┌────────

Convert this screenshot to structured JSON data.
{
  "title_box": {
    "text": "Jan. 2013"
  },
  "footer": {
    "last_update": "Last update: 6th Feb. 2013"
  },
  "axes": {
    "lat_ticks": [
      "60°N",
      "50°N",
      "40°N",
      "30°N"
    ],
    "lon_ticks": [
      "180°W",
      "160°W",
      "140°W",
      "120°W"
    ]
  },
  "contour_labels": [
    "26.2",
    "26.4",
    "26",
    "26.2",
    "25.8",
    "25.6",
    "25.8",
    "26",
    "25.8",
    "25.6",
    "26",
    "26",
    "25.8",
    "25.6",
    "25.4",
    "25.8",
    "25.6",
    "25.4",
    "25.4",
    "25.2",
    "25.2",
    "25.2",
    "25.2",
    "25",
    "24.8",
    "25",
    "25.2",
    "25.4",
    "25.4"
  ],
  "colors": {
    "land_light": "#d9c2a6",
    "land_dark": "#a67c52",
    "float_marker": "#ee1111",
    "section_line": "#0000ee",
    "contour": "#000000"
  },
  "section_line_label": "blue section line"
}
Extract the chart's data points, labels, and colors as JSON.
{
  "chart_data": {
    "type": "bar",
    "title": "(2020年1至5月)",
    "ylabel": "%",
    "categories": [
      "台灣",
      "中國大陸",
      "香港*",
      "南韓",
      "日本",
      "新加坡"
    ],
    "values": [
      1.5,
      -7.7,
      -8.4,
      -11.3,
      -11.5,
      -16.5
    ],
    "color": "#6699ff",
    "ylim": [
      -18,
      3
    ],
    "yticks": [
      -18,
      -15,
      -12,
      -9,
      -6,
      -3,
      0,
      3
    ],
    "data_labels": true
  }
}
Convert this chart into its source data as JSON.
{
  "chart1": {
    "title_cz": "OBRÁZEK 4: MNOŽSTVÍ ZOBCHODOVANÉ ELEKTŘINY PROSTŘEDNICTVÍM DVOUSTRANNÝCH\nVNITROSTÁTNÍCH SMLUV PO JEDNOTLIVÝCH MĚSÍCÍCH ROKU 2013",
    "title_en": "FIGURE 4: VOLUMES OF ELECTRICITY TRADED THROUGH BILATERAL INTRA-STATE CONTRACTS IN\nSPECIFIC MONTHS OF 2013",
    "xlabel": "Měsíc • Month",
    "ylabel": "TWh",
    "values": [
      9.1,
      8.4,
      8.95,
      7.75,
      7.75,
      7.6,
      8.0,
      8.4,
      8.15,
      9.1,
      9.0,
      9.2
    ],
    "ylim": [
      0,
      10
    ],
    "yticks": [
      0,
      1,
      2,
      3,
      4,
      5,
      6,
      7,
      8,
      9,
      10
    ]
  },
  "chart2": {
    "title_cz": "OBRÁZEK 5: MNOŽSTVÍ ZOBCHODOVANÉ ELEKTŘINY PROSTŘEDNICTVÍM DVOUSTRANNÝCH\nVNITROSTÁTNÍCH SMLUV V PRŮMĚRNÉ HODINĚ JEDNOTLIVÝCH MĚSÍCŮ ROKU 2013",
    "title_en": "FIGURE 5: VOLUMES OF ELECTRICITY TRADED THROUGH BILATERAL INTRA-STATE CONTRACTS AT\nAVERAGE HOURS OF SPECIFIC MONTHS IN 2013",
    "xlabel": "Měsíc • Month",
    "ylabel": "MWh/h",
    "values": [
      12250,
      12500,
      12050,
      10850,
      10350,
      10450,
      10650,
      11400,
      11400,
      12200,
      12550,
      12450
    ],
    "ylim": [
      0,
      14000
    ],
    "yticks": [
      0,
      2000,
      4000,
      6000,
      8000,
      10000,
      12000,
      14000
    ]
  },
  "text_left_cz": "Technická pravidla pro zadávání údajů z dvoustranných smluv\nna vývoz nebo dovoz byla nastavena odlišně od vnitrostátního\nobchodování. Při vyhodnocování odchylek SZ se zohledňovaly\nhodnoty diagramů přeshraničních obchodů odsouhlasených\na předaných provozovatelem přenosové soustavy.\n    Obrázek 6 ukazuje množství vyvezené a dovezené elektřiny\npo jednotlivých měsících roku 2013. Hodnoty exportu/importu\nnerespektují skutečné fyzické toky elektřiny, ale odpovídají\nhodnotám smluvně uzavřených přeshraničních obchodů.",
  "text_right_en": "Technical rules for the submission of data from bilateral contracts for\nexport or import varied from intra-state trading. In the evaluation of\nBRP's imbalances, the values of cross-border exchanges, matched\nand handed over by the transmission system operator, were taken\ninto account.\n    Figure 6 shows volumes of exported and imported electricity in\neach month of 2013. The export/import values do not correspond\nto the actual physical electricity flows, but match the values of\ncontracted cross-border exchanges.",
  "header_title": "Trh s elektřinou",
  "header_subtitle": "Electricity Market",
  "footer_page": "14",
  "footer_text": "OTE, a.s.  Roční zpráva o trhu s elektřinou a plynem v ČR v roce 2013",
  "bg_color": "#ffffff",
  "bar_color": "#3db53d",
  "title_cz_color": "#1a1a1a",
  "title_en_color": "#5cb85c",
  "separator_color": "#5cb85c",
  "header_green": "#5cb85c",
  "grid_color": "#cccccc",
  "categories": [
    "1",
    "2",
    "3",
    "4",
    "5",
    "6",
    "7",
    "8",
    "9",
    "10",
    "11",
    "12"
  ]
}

└────────

DIRECTION
Scan the listing above. Gather each line that contains the word "PROSTŘEDNICTVÍM".

WORKED SOLUTION
    "title_cz": "OBRÁZEK 4: MNOŽSTVÍ ZOBCHODOVANÉ ELEKTŘINY PROSTŘEDNICTVÍM DVOUSTRANNÝCH\nVNITROSTÁTNÍCH SMLUV PO JEDNOTLIVÝCH MĚSÍCÍCH ROKU 2013",
    "title_cz": "OBRÁZEK 5: MNOŽSTVÍ ZOBCHODOVANÉ ELEKTŘINY PROSTŘEDNICTVÍM DVOUSTRANNÝCH\nVNITROSTÁTNÍCH SMLUV V PRŮMĚRNÉ HODINĚ JEDNOTLIVÝCH MĚSÍCŮ ROKU 2013",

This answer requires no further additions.